### Work instructions:
Report every line in the listing below where the string "Great" shows up.

(Dataset items)
_____

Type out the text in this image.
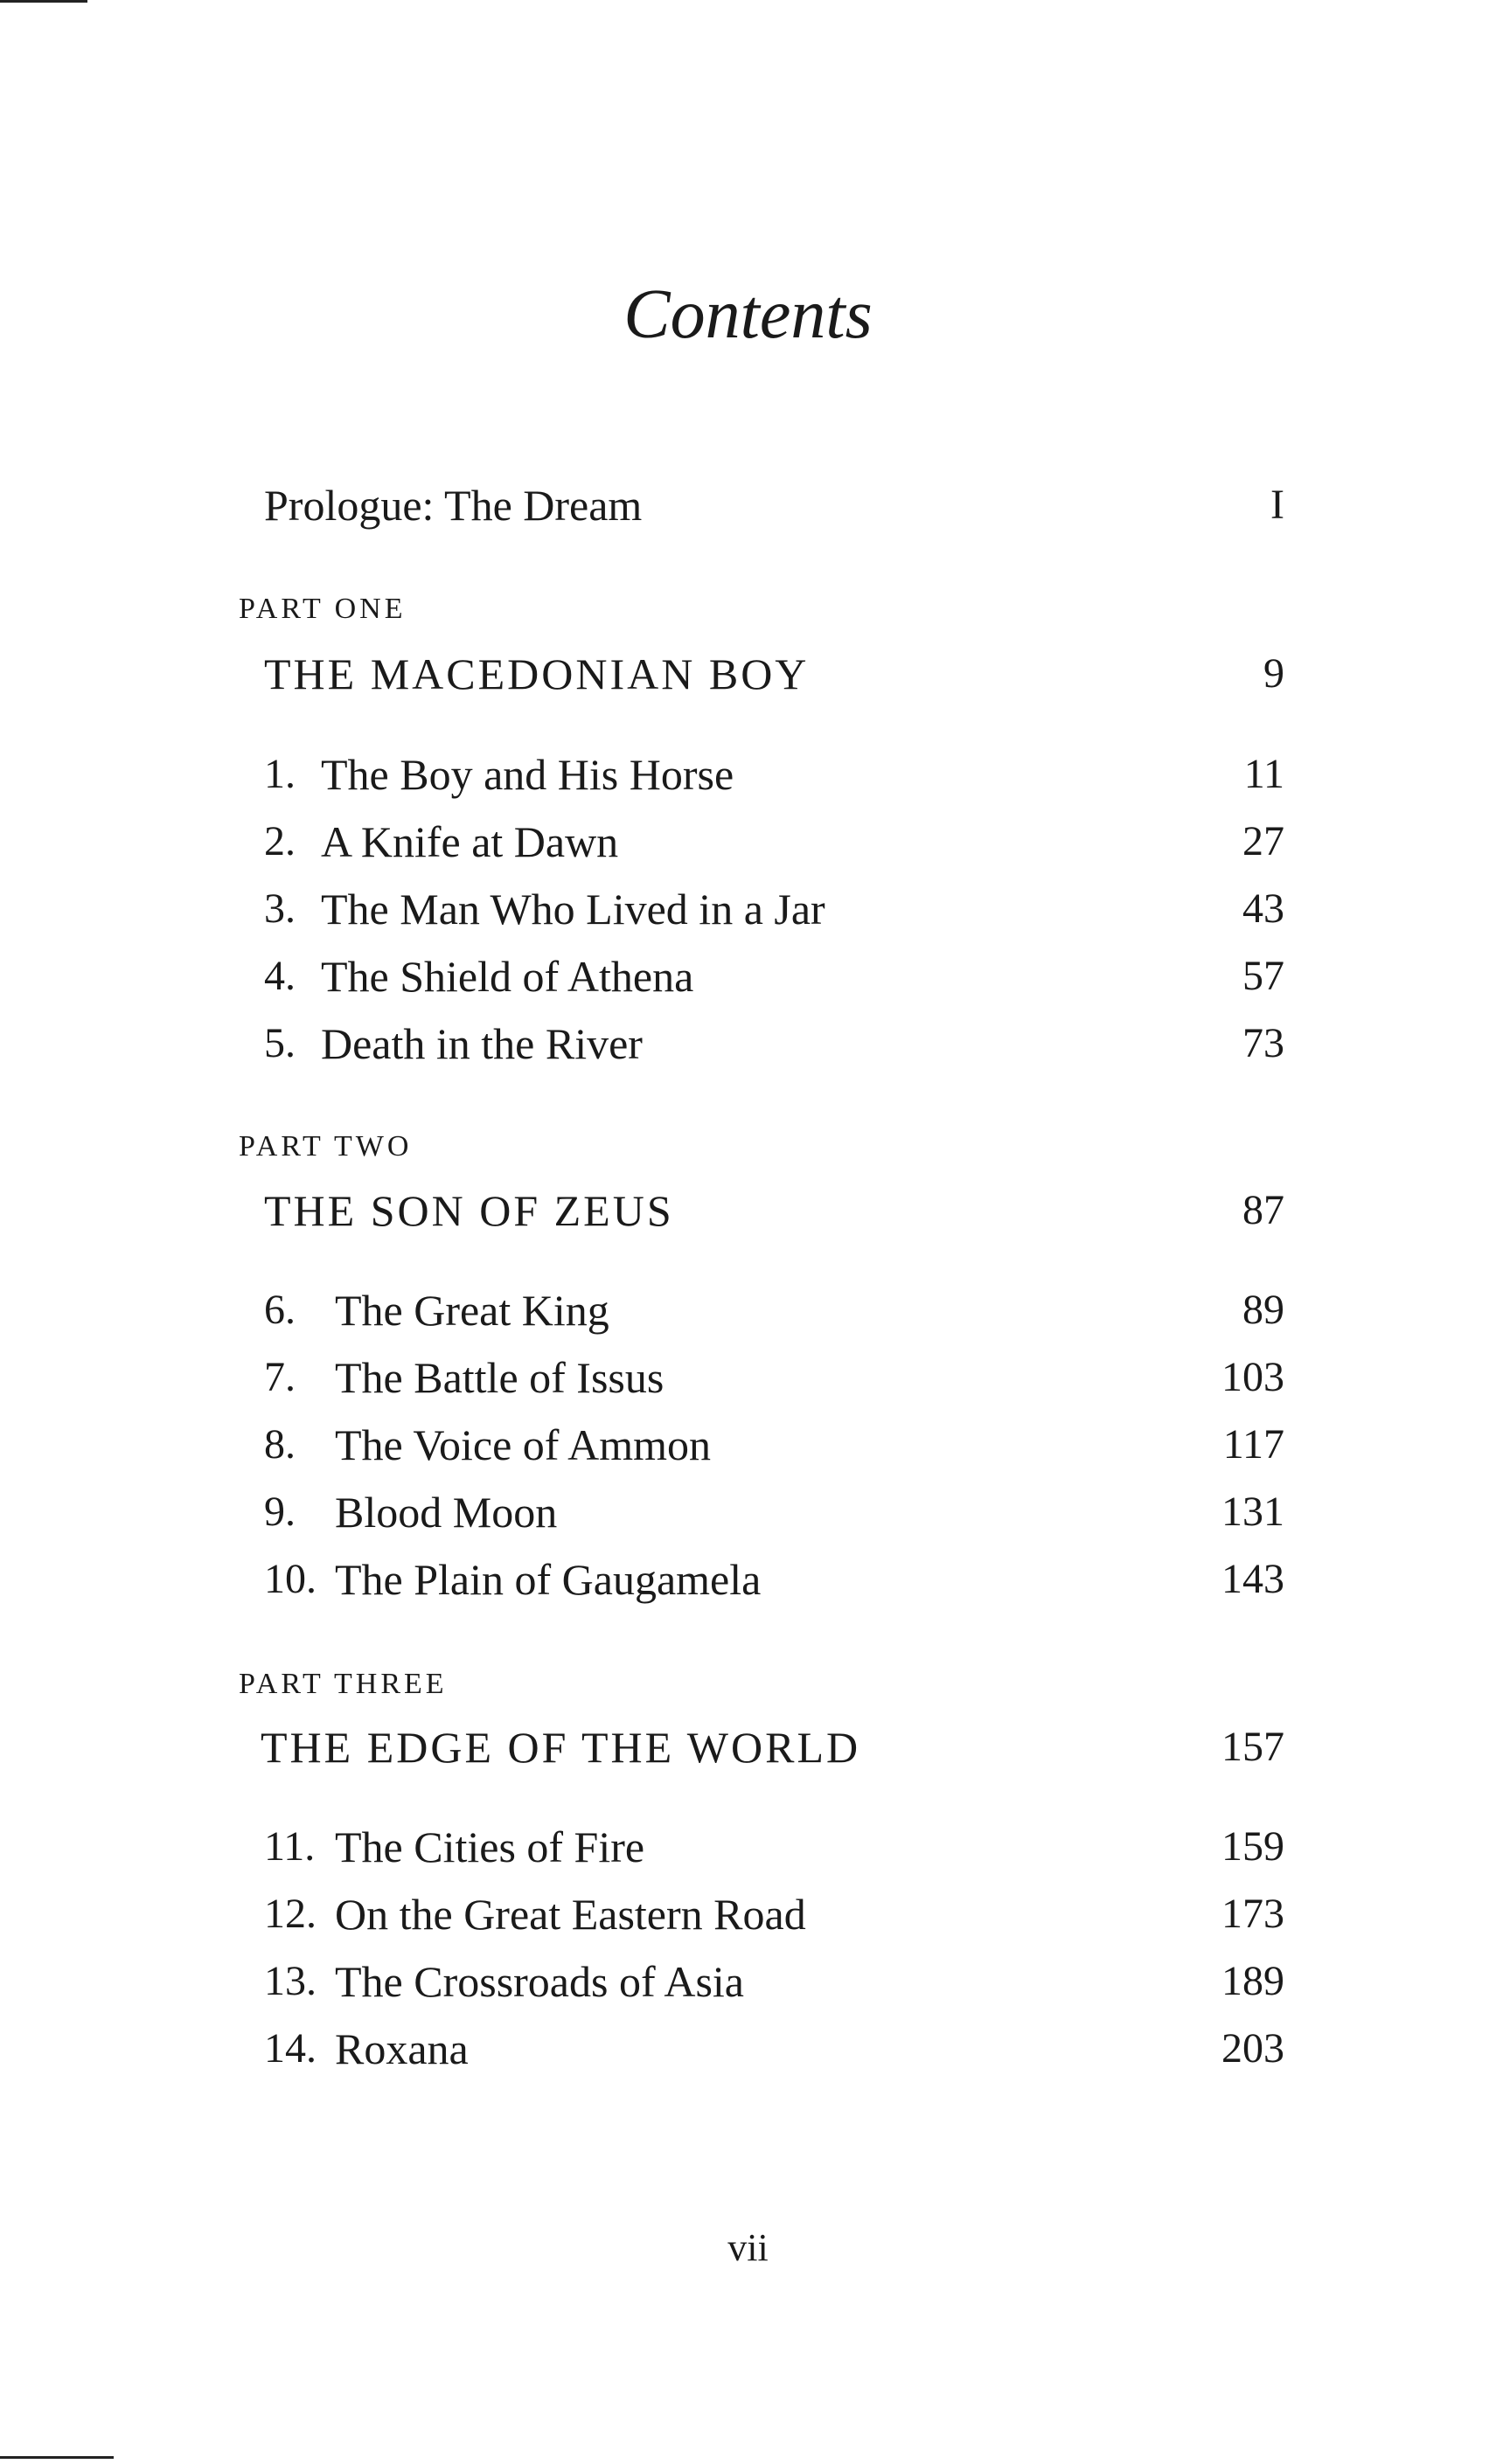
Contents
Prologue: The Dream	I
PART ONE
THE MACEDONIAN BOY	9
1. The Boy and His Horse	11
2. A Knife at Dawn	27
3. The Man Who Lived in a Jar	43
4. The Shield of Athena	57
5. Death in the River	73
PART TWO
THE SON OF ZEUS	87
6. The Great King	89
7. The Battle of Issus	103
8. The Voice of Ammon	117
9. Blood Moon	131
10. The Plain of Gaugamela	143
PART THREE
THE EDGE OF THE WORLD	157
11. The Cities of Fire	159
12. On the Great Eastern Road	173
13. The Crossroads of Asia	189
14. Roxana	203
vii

_____

### Answer for the task:
6. The Great King	89
12. On the Great Eastern Road	173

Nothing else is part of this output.